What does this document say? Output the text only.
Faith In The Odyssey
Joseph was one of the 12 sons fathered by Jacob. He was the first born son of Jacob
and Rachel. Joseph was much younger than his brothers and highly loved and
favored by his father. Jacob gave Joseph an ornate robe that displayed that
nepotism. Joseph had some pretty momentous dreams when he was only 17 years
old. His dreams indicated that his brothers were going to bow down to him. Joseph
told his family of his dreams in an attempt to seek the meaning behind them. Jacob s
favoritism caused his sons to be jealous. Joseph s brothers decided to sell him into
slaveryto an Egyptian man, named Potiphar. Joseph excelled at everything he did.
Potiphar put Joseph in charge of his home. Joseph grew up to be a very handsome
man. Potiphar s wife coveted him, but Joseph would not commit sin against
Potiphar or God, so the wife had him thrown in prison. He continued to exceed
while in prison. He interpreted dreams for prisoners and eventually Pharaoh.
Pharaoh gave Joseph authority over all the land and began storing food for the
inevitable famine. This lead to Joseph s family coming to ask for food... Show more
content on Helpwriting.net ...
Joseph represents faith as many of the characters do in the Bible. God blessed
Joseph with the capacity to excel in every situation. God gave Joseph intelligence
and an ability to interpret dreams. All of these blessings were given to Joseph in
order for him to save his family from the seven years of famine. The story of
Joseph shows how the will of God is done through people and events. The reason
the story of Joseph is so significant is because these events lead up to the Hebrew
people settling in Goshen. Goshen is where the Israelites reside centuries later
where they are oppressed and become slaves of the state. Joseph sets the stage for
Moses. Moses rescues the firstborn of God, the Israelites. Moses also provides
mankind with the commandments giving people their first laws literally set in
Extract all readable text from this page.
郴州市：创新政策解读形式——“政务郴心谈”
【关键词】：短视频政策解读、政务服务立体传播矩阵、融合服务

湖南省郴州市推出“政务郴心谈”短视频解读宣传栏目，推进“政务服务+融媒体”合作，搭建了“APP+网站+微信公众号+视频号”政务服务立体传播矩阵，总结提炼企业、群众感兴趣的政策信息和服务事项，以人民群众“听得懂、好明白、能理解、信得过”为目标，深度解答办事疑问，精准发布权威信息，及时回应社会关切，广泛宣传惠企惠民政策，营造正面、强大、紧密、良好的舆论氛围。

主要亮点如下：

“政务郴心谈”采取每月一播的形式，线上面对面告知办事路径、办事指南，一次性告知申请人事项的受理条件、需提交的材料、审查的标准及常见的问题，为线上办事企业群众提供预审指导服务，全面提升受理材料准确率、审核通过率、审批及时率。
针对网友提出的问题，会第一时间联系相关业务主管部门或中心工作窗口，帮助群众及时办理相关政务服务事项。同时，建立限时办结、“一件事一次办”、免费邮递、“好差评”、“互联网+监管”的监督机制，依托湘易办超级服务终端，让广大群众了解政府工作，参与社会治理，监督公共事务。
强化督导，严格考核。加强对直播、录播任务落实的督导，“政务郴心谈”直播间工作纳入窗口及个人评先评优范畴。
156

» WHAT TO DO:
Transcribe the data above in full, exactly.

» TASK ANSWER:
What does this document say? Output the text only.
Faith In The Odyssey
Joseph was one of the 12 sons fathered by Jacob. He was the first born son of Jacob
and Rachel. Joseph was much younger than his brothers and highly loved and
favored by his father. Jacob gave Joseph an ornate robe that displayed that
nepotism. Joseph had some pretty momentous dreams when he was only 17 years
old. His dreams indicated that his brothers were going to bow down to him. Joseph
told his family of his dreams in an attempt to seek the meaning behind them. Jacob s
favoritism caused his sons to be jealous. Joseph s brothers decided to sell him into
slaveryto an Egyptian man, named Potiphar. Joseph excelled at everything he did.
Potiphar put Joseph in charge of his home. Joseph grew up to be a very handsome
man. Potiphar s wife coveted him, but Joseph would not commit sin against
Potiphar or God, so the wife had him thrown in prison. He continued to exceed
while in prison. He interpreted dreams for prisoners and eventually Pharaoh.
Pharaoh gave Joseph authority over all the land and began storing food for the
inevitable famine. This lead to Joseph s family coming to ask for food... Show more
content on Helpwriting.net ...
Joseph represents faith as many of the characters do in the Bible. God blessed
Joseph with the capacity to excel in every situation. God gave Joseph intelligence
and an ability to interpret dreams. All of these blessings were given to Joseph in
order for him to save his family from the seven years of famine. The story of
Joseph shows how the will of God is done through people and events. The reason
the story of Joseph is so significant is because these events lead up to the Hebrew
people settling in Goshen. Goshen is where the Israelites reside centuries later
where they are oppressed and become slaves of the state. Joseph sets the stage for
Moses. Moses rescues the firstborn of God, the Israelites. Moses also provides
mankind with the commandments giving people their first laws literally set in
Extract all readable text from this page.
郴州市：创新政策解读形式——“政务郴心谈”
【关键词】：短视频政策解读、政务服务立体传播矩阵、融合服务

湖南省郴州市推出“政务郴心谈”短视频解读宣传栏目，推进“政务服务+融媒体”合作，搭建了“APP+网站+微信公众号+视频号”政务服务立体传播矩阵，总结提炼企业、群众感兴趣的政策信息和服务事项，以人民群众“听得懂、好明白、能理解、信得过”为目标，深度解答办事疑问，精准发布权威信息，及时回应社会关切，广泛宣传惠企惠民政策，营造正面、强大、紧密、良好的舆论氛围。

主要亮点如下：

“政务郴心谈”采取每月一播的形式，线上面对面告知办事路径、办事指南，一次性告知申请人事项的受理条件、需提交的材料、审查的标准及常见的问题，为线上办事企业群众提供预审指导服务，全面提升受理材料准确率、审核通过率、审批及时率。
针对网友提出的问题，会第一时间联系相关业务主管部门或中心工作窗口，帮助群众及时办理相关政务服务事项。同时，建立限时办结、“一件事一次办”、免费邮递、“好差评”、“互联网+监管”的监督机制，依托湘易办超级服务终端，让广大群众了解政府工作，参与社会治理，监督公共事务。
强化督导，严格考核。加强对直播、录播任务落实的督导，“政务郴心谈”直播间工作纳入窗口及个人评先评优范畴。
156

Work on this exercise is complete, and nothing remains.